▶ _Exercise instructions_
Repeat the entries below exactly as they appear, with no pictures.

— start Supplied records —

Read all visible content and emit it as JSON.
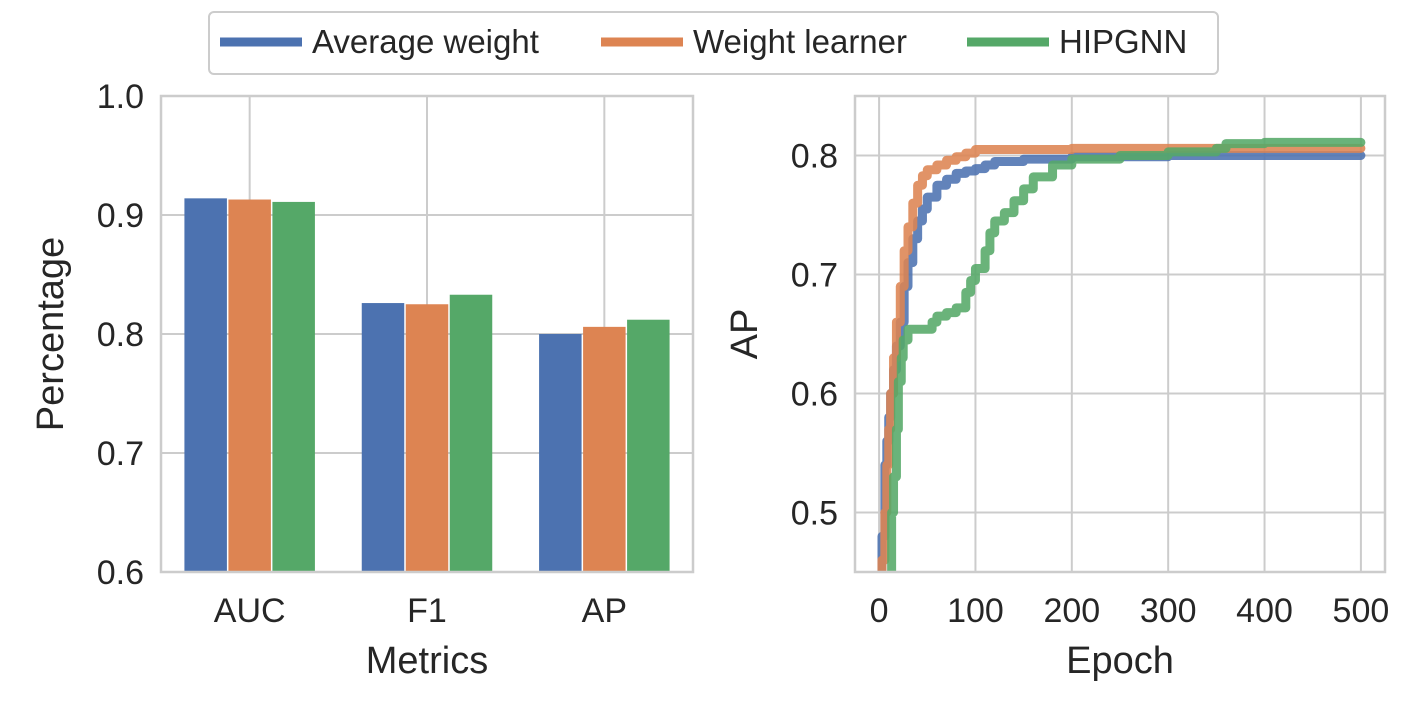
{
  "legend": {
    "items": [
      {
        "label": "Average weight",
        "color": "#4c72b0"
      },
      {
        "label": "Weight learner",
        "color": "#dd8452"
      },
      {
        "label": "HIPGNN",
        "color": "#55a868"
      }
    ]
  },
  "chart_data": [
    {
      "type": "bar",
      "xlabel": "Metrics",
      "ylabel": "Percentage",
      "ylim": [
        0.6,
        1.0
      ],
      "yticks": [
        "0.6",
        "0.7",
        "0.8",
        "0.9",
        "1.0"
      ],
      "categories": [
        "AUC",
        "F1",
        "AP"
      ],
      "grid": true,
      "series": [
        {
          "name": "Average weight",
          "color": "#4c72b0",
          "values": [
            0.914,
            0.826,
            0.8
          ]
        },
        {
          "name": "Weight learner",
          "color": "#dd8452",
          "values": [
            0.913,
            0.825,
            0.806
          ]
        },
        {
          "name": "HIPGNN",
          "color": "#55a868",
          "values": [
            0.911,
            0.833,
            0.812
          ]
        }
      ]
    },
    {
      "type": "line",
      "xlabel": "Epoch",
      "ylabel": "AP",
      "xlim": [
        -25,
        525
      ],
      "ylim": [
        0.45,
        0.85
      ],
      "xticks": [
        "0",
        "100",
        "200",
        "300",
        "400",
        "500"
      ],
      "yticks": [
        "0.5",
        "0.6",
        "0.7",
        "0.8"
      ],
      "grid": true,
      "series": [
        {
          "name": "Average weight",
          "color": "#4c72b0",
          "x": [
            0,
            3,
            6,
            8,
            10,
            12,
            15,
            18,
            22,
            26,
            30,
            35,
            40,
            45,
            50,
            60,
            70,
            80,
            90,
            100,
            110,
            120,
            150,
            200,
            300,
            400,
            500
          ],
          "y": [
            0.4,
            0.48,
            0.54,
            0.56,
            0.58,
            0.6,
            0.62,
            0.64,
            0.66,
            0.69,
            0.71,
            0.73,
            0.745,
            0.755,
            0.765,
            0.775,
            0.78,
            0.785,
            0.787,
            0.789,
            0.792,
            0.795,
            0.797,
            0.799,
            0.8,
            0.8,
            0.8
          ]
        },
        {
          "name": "Weight learner",
          "color": "#dd8452",
          "x": [
            0,
            3,
            6,
            8,
            10,
            12,
            15,
            18,
            22,
            26,
            30,
            35,
            40,
            45,
            50,
            60,
            70,
            80,
            90,
            100,
            150,
            200,
            300,
            400,
            500
          ],
          "y": [
            0.4,
            0.46,
            0.5,
            0.54,
            0.57,
            0.6,
            0.63,
            0.66,
            0.69,
            0.72,
            0.74,
            0.76,
            0.775,
            0.783,
            0.788,
            0.792,
            0.796,
            0.799,
            0.802,
            0.805,
            0.805,
            0.806,
            0.806,
            0.806,
            0.806
          ]
        },
        {
          "name": "HIPGNN",
          "color": "#55a868",
          "x": [
            0,
            5,
            10,
            13,
            15,
            18,
            20,
            23,
            25,
            30,
            40,
            50,
            55,
            60,
            70,
            80,
            90,
            95,
            100,
            110,
            115,
            120,
            130,
            140,
            150,
            160,
            180,
            200,
            250,
            300,
            350,
            360,
            400,
            500
          ],
          "y": [
            0.38,
            0.4,
            0.44,
            0.5,
            0.53,
            0.57,
            0.61,
            0.63,
            0.645,
            0.654,
            0.654,
            0.654,
            0.66,
            0.665,
            0.668,
            0.672,
            0.685,
            0.695,
            0.705,
            0.72,
            0.735,
            0.745,
            0.752,
            0.762,
            0.772,
            0.782,
            0.792,
            0.797,
            0.8,
            0.803,
            0.806,
            0.81,
            0.811,
            0.811
          ]
        }
      ]
    }
  ]
}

— end Supplied records —

▶ _Final answer_
Read all visible content and emit it as JSON.
{
  "legend": {
    "items": [
      {
        "label": "Average weight",
        "color": "#4c72b0"
      },
      {
        "label": "Weight learner",
        "color": "#dd8452"
      },
      {
        "label": "HIPGNN",
        "color": "#55a868"
      }
    ]
  },
  "chart_data": [
    {
      "type": "bar",
      "xlabel": "Metrics",
      "ylabel": "Percentage",
      "ylim": [
        0.6,
        1.0
      ],
      "yticks": [
        "0.6",
        "0.7",
        "0.8",
        "0.9",
        "1.0"
      ],
      "categories": [
        "AUC",
        "F1",
        "AP"
      ],
      "grid": true,
      "series": [
        {
          "name": "Average weight",
          "color": "#4c72b0",
          "values": [
            0.914,
            0.826,
            0.8
          ]
        },
        {
          "name": "Weight learner",
          "color": "#dd8452",
          "values": [
            0.913,
            0.825,
            0.806
          ]
        },
        {
          "name": "HIPGNN",
          "color": "#55a868",
          "values": [
            0.911,
            0.833,
            0.812
          ]
        }
      ]
    },
    {
      "type": "line",
      "xlabel": "Epoch",
      "ylabel": "AP",
      "xlim": [
        -25,
        525
      ],
      "ylim": [
        0.45,
        0.85
      ],
      "xticks": [
        "0",
        "100",
        "200",
        "300",
        "400",
        "500"
      ],
      "yticks": [
        "0.5",
        "0.6",
        "0.7",
        "0.8"
      ],
      "grid": true,
      "series": [
        {
          "name": "Average weight",
          "color": "#4c72b0",
          "x": [
            0,
            3,
            6,
            8,
            10,
            12,
            15,
            18,
            22,
            26,
            30,
            35,
            40,
            45,
            50,
            60,
            70,
            80,
            90,
            100,
            110,
            120,
            150,
            200,
            300,
            400,
            500
          ],
          "y": [
            0.4,
            0.48,
            0.54,
            0.56,
            0.58,
            0.6,
            0.62,
            0.64,
            0.66,
            0.69,
            0.71,
            0.73,
            0.745,
            0.755,
            0.765,
            0.775,
            0.78,
            0.785,
            0.787,
            0.789,
            0.792,
            0.795,
            0.797,
            0.799,
            0.8,
            0.8,
            0.8
          ]
        },
        {
          "name": "Weight learner",
          "color": "#dd8452",
          "x": [
            0,
            3,
            6,
            8,
            10,
            12,
            15,
            18,
            22,
            26,
            30,
            35,
            40,
            45,
            50,
            60,
            70,
            80,
            90,
            100,
            150,
            200,
            300,
            400,
            500
          ],
          "y": [
            0.4,
            0.46,
            0.5,
            0.54,
            0.57,
            0.6,
            0.63,
            0.66,
            0.69,
            0.72,
            0.74,
            0.76,
            0.775,
            0.783,
            0.788,
            0.792,
            0.796,
            0.799,
            0.802,
            0.805,
            0.805,
            0.806,
            0.806,
            0.806,
            0.806
          ]
        },
        {
          "name": "HIPGNN",
          "color": "#55a868",
          "x": [
            0,
            5,
            10,
            13,
            15,
            18,
            20,
            23,
            25,
            30,
            40,
            50,
            55,
            60,
            70,
            80,
            90,
            95,
            100,
            110,
            115,
            120,
            130,
            140,
            150,
            160,
            180,
            200,
            250,
            300,
            350,
            360,
            400,
            500
          ],
          "y": [
            0.38,
            0.4,
            0.44,
            0.5,
            0.53,
            0.57,
            0.61,
            0.63,
            0.645,
            0.654,
            0.654,
            0.654,
            0.66,
            0.665,
            0.668,
            0.672,
            0.685,
            0.695,
            0.705,
            0.72,
            0.735,
            0.745,
            0.752,
            0.762,
            0.772,
            0.782,
            0.792,
            0.797,
            0.8,
            0.803,
            0.806,
            0.81,
            0.811,
            0.811
          ]
        }
      ]
    }
  ]
}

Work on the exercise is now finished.